THE PROBLEM ::
The records that follow are to be repeated without alteration.

--- START ---

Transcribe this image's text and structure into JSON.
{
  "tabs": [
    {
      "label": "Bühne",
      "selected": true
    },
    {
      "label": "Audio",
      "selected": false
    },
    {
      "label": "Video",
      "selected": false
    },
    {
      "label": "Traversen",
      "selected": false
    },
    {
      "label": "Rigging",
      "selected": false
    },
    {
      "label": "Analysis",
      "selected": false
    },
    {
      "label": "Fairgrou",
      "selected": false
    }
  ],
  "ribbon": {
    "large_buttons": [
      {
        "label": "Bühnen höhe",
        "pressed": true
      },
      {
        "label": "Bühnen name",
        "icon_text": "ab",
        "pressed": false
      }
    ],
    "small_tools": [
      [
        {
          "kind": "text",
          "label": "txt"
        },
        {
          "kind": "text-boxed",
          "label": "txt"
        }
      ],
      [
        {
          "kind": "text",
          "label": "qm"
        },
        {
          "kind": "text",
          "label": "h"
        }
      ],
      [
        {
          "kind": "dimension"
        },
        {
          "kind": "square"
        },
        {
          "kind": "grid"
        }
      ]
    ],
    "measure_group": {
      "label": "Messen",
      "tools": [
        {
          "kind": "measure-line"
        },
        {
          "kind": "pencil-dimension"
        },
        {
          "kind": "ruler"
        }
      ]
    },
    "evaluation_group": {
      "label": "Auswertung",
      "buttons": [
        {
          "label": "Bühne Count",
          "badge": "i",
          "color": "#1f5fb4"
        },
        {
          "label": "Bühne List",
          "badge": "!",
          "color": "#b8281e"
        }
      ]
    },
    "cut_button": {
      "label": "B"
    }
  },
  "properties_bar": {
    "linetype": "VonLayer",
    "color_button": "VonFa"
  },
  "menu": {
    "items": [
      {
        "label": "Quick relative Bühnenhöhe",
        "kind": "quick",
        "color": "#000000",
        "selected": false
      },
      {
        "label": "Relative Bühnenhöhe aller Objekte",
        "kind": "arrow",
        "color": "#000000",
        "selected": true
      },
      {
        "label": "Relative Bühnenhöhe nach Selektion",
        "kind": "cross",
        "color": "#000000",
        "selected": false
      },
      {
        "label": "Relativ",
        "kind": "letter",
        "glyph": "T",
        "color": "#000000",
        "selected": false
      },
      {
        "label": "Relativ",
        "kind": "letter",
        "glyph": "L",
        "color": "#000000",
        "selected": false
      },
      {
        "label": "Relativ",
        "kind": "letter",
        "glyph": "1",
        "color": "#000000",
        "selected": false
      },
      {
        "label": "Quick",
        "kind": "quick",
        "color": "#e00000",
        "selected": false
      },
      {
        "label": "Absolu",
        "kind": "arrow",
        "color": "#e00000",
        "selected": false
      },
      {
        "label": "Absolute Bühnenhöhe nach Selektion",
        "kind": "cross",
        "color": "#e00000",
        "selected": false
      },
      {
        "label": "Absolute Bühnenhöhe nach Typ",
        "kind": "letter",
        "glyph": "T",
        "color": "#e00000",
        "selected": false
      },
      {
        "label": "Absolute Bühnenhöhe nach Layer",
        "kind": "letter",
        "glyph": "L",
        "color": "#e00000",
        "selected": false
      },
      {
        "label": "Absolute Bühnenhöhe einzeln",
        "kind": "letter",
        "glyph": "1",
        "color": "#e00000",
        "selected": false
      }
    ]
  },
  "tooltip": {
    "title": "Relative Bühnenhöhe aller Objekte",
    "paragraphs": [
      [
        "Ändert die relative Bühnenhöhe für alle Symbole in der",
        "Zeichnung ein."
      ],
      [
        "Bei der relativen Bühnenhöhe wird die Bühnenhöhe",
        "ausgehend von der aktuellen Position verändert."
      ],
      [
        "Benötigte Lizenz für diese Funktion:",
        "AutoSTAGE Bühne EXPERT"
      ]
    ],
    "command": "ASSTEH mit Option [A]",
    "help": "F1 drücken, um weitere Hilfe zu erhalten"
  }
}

--- END ---

FULL RESPONSE ::
Transcribe this image's text and structure into JSON.
{
  "tabs": [
    {
      "label": "Bühne",
      "selected": true
    },
    {
      "label": "Audio",
      "selected": false
    },
    {
      "label": "Video",
      "selected": false
    },
    {
      "label": "Traversen",
      "selected": false
    },
    {
      "label": "Rigging",
      "selected": false
    },
    {
      "label": "Analysis",
      "selected": false
    },
    {
      "label": "Fairgrou",
      "selected": false
    }
  ],
  "ribbon": {
    "large_buttons": [
      {
        "label": "Bühnen höhe",
        "pressed": true
      },
      {
        "label": "Bühnen name",
        "icon_text": "ab",
        "pressed": false
      }
    ],
    "small_tools": [
      [
        {
          "kind": "text",
          "label": "txt"
        },
        {
          "kind": "text-boxed",
          "label": "txt"
        }
      ],
      [
        {
          "kind": "text",
          "label": "qm"
        },
        {
          "kind": "text",
          "label": "h"
        }
      ],
      [
        {
          "kind": "dimension"
        },
        {
          "kind": "square"
        },
        {
          "kind": "grid"
        }
      ]
    ],
    "measure_group": {
      "label": "Messen",
      "tools": [
        {
          "kind": "measure-line"
        },
        {
          "kind": "pencil-dimension"
        },
        {
          "kind": "ruler"
        }
      ]
    },
    "evaluation_group": {
      "label": "Auswertung",
      "buttons": [
        {
          "label": "Bühne Count",
          "badge": "i",
          "color": "#1f5fb4"
        },
        {
          "label": "Bühne List",
          "badge": "!",
          "color": "#b8281e"
        }
      ]
    },
    "cut_button": {
      "label": "B"
    }
  },
  "properties_bar": {
    "linetype": "VonLayer",
    "color_button": "VonFa"
  },
  "menu": {
    "items": [
      {
        "label": "Quick relative Bühnenhöhe",
        "kind": "quick",
        "color": "#000000",
        "selected": false
      },
      {
        "label": "Relative Bühnenhöhe aller Objekte",
        "kind": "arrow",
        "color": "#000000",
        "selected": true
      },
      {
        "label": "Relative Bühnenhöhe nach Selektion",
        "kind": "cross",
        "color": "#000000",
        "selected": false
      },
      {
        "label": "Relativ",
        "kind": "letter",
        "glyph": "T",
        "color": "#000000",
        "selected": false
      },
      {
        "label": "Relativ",
        "kind": "letter",
        "glyph": "L",
        "color": "#000000",
        "selected": false
      },
      {
        "label": "Relativ",
        "kind": "letter",
        "glyph": "1",
        "color": "#000000",
        "selected": false
      },
      {
        "label": "Quick",
        "kind": "quick",
        "color": "#e00000",
        "selected": false
      },
      {
        "label": "Absolu",
        "kind": "arrow",
        "color": "#e00000",
        "selected": false
      },
      {
        "label": "Absolute Bühnenhöhe nach Selektion",
        "kind": "cross",
        "color": "#e00000",
        "selected": false
      },
      {
        "label": "Absolute Bühnenhöhe nach Typ",
        "kind": "letter",
        "glyph": "T",
        "color": "#e00000",
        "selected": false
      },
      {
        "label": "Absolute Bühnenhöhe nach Layer",
        "kind": "letter",
        "glyph": "L",
        "color": "#e00000",
        "selected": false
      },
      {
        "label": "Absolute Bühnenhöhe einzeln",
        "kind": "letter",
        "glyph": "1",
        "color": "#e00000",
        "selected": false
      }
    ]
  },
  "tooltip": {
    "title": "Relative Bühnenhöhe aller Objekte",
    "paragraphs": [
      [
        "Ändert die relative Bühnenhöhe für alle Symbole in der",
        "Zeichnung ein."
      ],
      [
        "Bei der relativen Bühnenhöhe wird die Bühnenhöhe",
        "ausgehend von der aktuellen Position verändert."
      ],
      [
        "Benötigte Lizenz für diese Funktion:",
        "AutoSTAGE Bühne EXPERT"
      ]
    ],
    "command": "ASSTEH mit Option [A]",
    "help": "F1 drücken, um weitere Hilfe zu erhalten"
  }
}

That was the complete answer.